• **What you are asked to do**:
Count the lines in the items below that contain the string "payout". Reply with the number only.

[Labeled box items]
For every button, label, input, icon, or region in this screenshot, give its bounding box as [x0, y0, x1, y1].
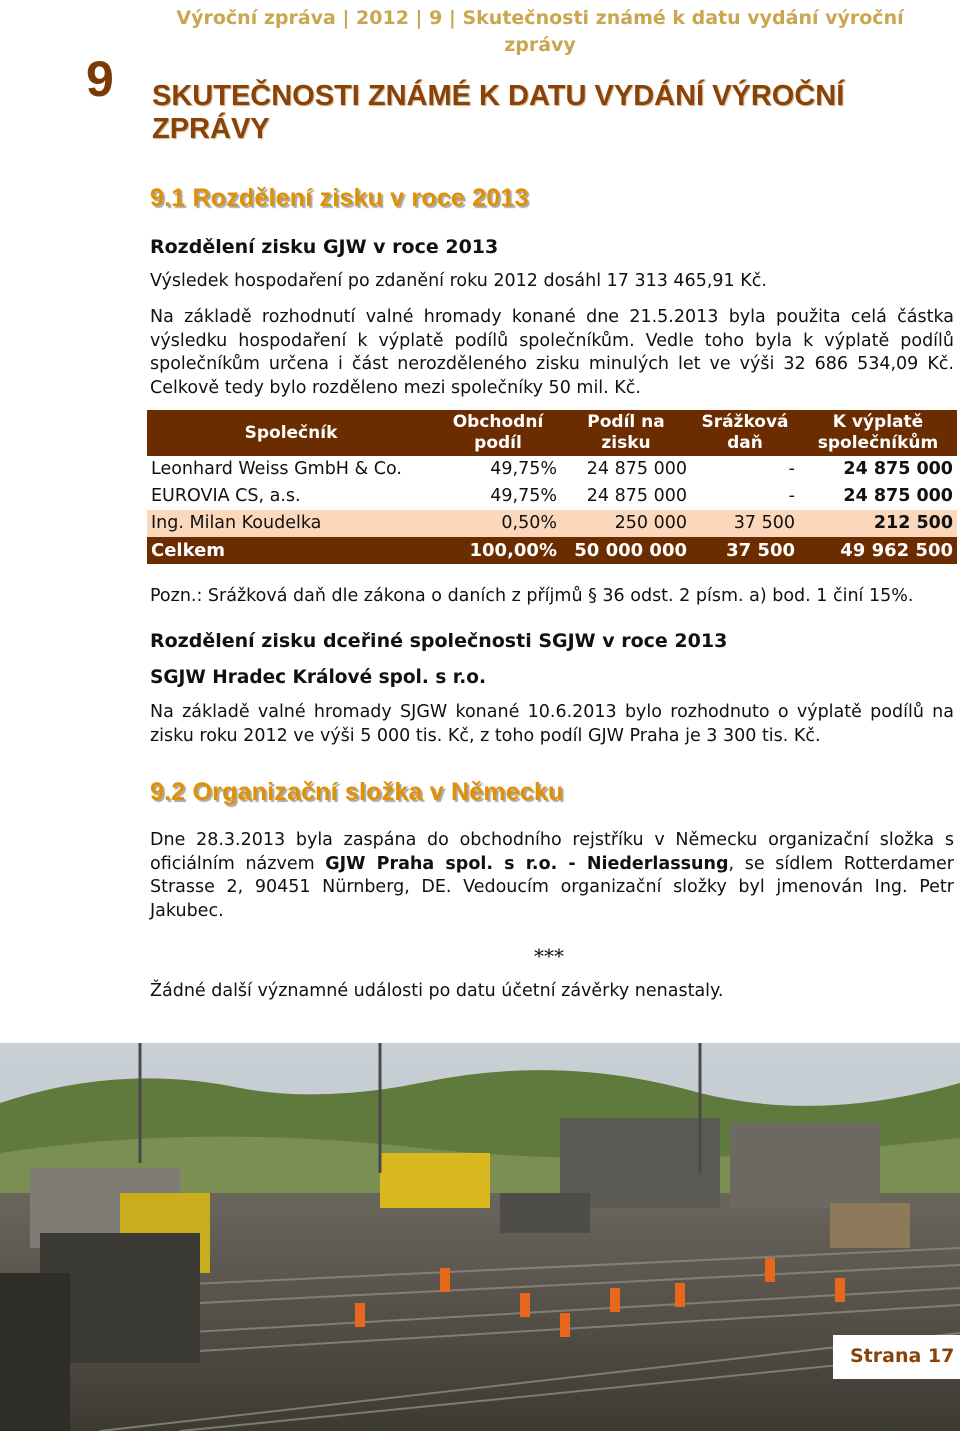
cell-total-share: 100,00%	[435, 537, 561, 564]
subheading-sgjw-company: SGJW Hradec Králové spol. s r.o.	[150, 667, 487, 688]
chapter-number: 9	[86, 51, 114, 107]
cell-share: 49,75%	[435, 483, 561, 510]
subheading-gjw: Rozdělení zisku GJW v roce 2013	[150, 236, 499, 258]
cell-tax: -	[691, 483, 799, 510]
cell-payout: 24 875 000	[799, 456, 957, 483]
cell-partner: EUROVIA CS, a.s.	[147, 483, 435, 510]
cell-partner: Ing. Milan Koudelka	[147, 510, 435, 537]
cell-profit: 24 875 000	[561, 456, 691, 483]
cell-tax: -	[691, 456, 799, 483]
table-header-row	[147, 410, 957, 456]
branch-text-a: Dne 28.3.2013 byla zaspána do obchodního rejstříku v Německu organizační složka s oficiálním názvem	[150, 830, 954, 874]
railway-construction-photo	[0, 1043, 960, 1431]
cell-payout: 24 875 000	[799, 483, 957, 510]
col-header-profit: Podíl na zisku	[561, 410, 691, 456]
cell-profit: 250 000	[561, 510, 691, 537]
cell-partner: Leonhard Weiss GmbH & Co.	[147, 456, 435, 483]
cell-share: 49,75%	[435, 456, 561, 483]
cell-total-profit: 50 000 000	[561, 537, 691, 564]
col-header-share: Obchodní podíl	[435, 410, 561, 456]
branch-name: GJW Praha spol. s r.o. - Niederlassung	[325, 853, 729, 874]
closing-statement: Žádné další významné události po datu účetní závěrky nenastaly.	[150, 981, 724, 1001]
page-number: Strana 17	[850, 1345, 955, 1367]
section-title-9-2: 9.2 Organizační složka v Německu	[150, 778, 564, 806]
table-row	[147, 510, 957, 537]
cell-payout: 212 500	[799, 510, 957, 537]
cell-share: 0,50%	[435, 510, 561, 537]
paragraph-distribution: Na základě rozhodnutí valné hromady konané dne 21.5.2013 byla použita celá částka výsledku hospodaření k výplatě podílů společníkům. Vedle toho byla k výplatě podílů společníkům určena i část nerozděleného zisku minulých let ve výši 32 686 534,09 Kč. Celkově tedy bylo rozděleno mezi společníky 50 mil. Kč.	[150, 307, 954, 398]
cell-profit: 24 875 000	[561, 483, 691, 510]
col-header-tax: Srážková daň	[691, 410, 799, 456]
chapter-title: SKUTEČNOSTI ZNÁMÉ K DATU VYDÁNÍ VÝROČNÍ ZPRÁVY	[152, 80, 845, 145]
cell-total-payout: 49 962 500	[799, 537, 957, 564]
section-title-9-1: 9.1 Rozdělení zisku v roce 2013	[150, 184, 529, 212]
table-total-row	[147, 537, 957, 564]
table-row	[147, 456, 957, 483]
subheading-sgjw: Rozdělení zisku dceřiné společnosti SGJW v roce 2013	[150, 630, 728, 652]
col-header-partner: Společník	[147, 410, 435, 456]
tax-note: Pozn.: Srážková daň dle zákona o daních z příjmů § 36 odst. 2 písm. a) bod. 1 činí 15%.	[150, 586, 914, 606]
cell-total-tax: 37 500	[691, 537, 799, 564]
separator-stars: ***	[534, 944, 564, 968]
table-row	[147, 483, 957, 510]
paragraph-branch	[150, 829, 954, 923]
branch-text-b: , se sídlem Rotterdamer Strasse 2, 90451 Nürnberg, DE. Vedoucím organizační složky byl jmenován Ing. Petr Jakubec.	[150, 853, 954, 921]
paragraph-result: Výsledek hospodaření po zdanění roku 2012 dosáhl 17 313 465,91 Kč.	[150, 271, 767, 291]
col-header-payout: K výplatě společníkům	[799, 410, 957, 456]
cell-total-label: Celkem	[147, 537, 435, 564]
profit-split-table	[147, 410, 957, 564]
cell-tax: 37 500	[691, 510, 799, 537]
paragraph-sgjw: Na základě valné hromady SJGW konané 10.6.2013 bylo rozhodnuto o výplatě podílů na zisku roku 2012 ve výši 5 000 tis. Kč, z toho podíl GJW Praha je 3 300 tis. Kč.	[150, 702, 954, 746]
running-header: Výroční zpráva | 2012 | 9 | Skutečnosti známé k datu vydání výroční zprávy	[176, 7, 904, 56]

• **Response to this task**:
5